--- START OF Record set ---

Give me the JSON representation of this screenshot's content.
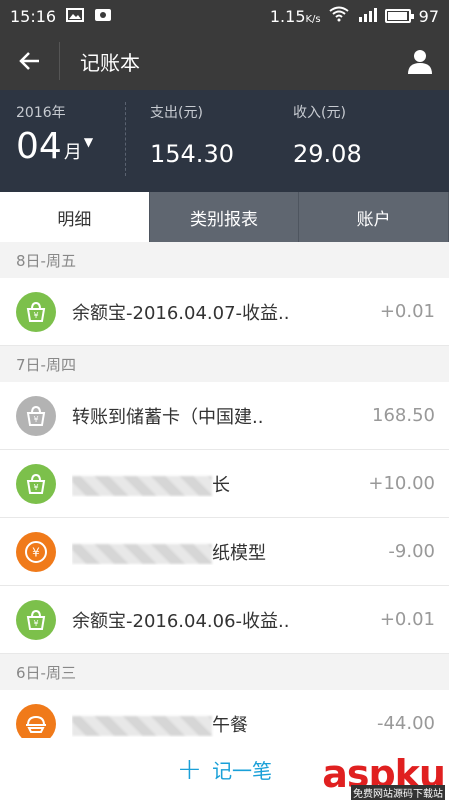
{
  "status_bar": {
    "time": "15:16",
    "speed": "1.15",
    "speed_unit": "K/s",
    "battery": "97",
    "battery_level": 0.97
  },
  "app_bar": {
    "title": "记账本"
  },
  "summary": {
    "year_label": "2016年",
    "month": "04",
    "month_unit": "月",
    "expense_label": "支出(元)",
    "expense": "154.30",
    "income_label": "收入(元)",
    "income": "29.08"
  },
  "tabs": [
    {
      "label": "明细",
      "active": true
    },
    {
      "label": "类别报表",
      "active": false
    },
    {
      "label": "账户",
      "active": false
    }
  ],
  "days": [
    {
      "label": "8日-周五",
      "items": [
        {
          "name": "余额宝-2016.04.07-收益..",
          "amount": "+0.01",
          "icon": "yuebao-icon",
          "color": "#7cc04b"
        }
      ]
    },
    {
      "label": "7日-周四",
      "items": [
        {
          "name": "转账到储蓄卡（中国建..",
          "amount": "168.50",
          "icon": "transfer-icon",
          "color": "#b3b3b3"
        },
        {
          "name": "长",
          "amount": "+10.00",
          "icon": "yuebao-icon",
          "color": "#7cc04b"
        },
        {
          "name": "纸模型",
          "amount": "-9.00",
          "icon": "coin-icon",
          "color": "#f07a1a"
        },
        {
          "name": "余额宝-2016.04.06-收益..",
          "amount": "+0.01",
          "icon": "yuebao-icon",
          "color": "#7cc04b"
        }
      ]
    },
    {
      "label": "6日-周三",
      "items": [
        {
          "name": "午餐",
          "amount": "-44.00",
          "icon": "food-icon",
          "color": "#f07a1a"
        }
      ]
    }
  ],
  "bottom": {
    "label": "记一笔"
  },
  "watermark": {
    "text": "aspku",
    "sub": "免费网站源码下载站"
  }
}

--- END OF Record set ---
--- START OF Record set ---

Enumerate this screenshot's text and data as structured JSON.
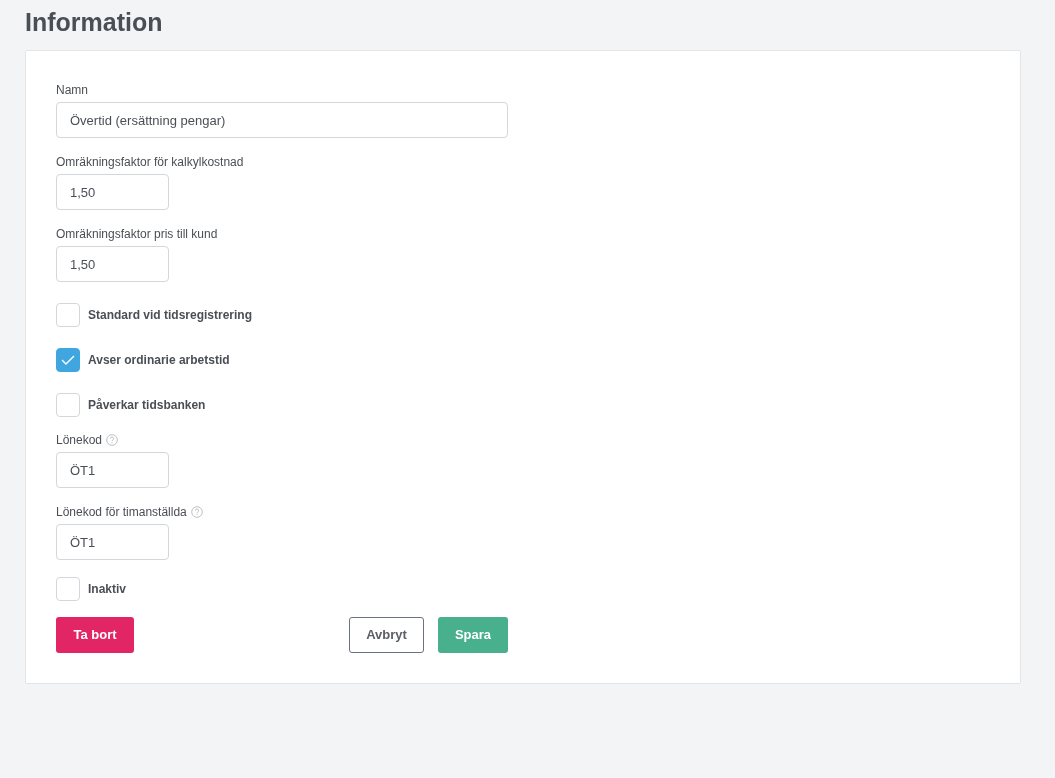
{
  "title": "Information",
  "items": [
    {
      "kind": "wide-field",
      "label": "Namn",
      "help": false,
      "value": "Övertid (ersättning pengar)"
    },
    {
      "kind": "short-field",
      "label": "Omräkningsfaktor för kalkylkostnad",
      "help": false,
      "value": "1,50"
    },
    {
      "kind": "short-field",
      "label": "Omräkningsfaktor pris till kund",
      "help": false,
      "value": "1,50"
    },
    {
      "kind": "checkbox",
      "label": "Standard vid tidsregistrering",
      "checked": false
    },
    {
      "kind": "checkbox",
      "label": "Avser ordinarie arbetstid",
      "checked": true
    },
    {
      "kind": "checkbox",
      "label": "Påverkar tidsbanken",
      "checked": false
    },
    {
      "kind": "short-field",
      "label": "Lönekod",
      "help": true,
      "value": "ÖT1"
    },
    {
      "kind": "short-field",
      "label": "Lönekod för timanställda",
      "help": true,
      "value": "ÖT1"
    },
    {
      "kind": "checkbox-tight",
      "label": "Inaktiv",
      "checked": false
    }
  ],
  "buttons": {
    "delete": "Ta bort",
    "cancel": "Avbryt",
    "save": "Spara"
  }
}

--- END OF Record set ---

* _Exercise instructions_:
Return each line among the entries that holds the word "screenshot".

* _Correct output_:
Give me the JSON representation of this screenshot's content.
Enumerate this screenshot's text and data as structured JSON.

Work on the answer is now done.